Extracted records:
═══

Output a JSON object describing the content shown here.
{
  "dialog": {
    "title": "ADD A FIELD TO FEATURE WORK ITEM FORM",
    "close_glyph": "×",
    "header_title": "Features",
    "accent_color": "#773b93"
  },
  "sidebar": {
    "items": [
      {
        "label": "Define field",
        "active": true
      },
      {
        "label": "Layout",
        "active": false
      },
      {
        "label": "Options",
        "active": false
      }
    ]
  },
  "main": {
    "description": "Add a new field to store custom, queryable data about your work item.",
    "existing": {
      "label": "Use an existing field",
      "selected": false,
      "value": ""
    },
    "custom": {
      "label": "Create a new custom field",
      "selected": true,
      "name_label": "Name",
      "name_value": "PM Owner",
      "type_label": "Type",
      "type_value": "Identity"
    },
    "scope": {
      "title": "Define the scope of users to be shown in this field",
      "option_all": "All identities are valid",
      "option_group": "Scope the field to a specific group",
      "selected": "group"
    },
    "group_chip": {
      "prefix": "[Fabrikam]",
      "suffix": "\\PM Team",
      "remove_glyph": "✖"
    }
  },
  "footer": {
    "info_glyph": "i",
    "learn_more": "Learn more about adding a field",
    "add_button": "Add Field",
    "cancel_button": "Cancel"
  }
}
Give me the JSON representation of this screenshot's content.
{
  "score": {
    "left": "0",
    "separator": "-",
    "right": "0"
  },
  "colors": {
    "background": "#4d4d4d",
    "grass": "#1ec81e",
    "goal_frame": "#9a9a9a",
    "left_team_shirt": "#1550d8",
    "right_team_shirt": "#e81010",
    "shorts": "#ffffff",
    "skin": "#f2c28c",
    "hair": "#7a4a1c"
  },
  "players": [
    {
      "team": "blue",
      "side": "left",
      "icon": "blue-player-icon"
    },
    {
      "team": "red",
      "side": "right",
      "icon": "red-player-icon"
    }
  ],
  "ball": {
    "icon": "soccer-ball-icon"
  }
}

═══

Task details: Locate the word "Define" in the records and collect each line it appears in.

Task answer:
        "label": "Define field",
      "title": "Define the scope of users to be shown in this field",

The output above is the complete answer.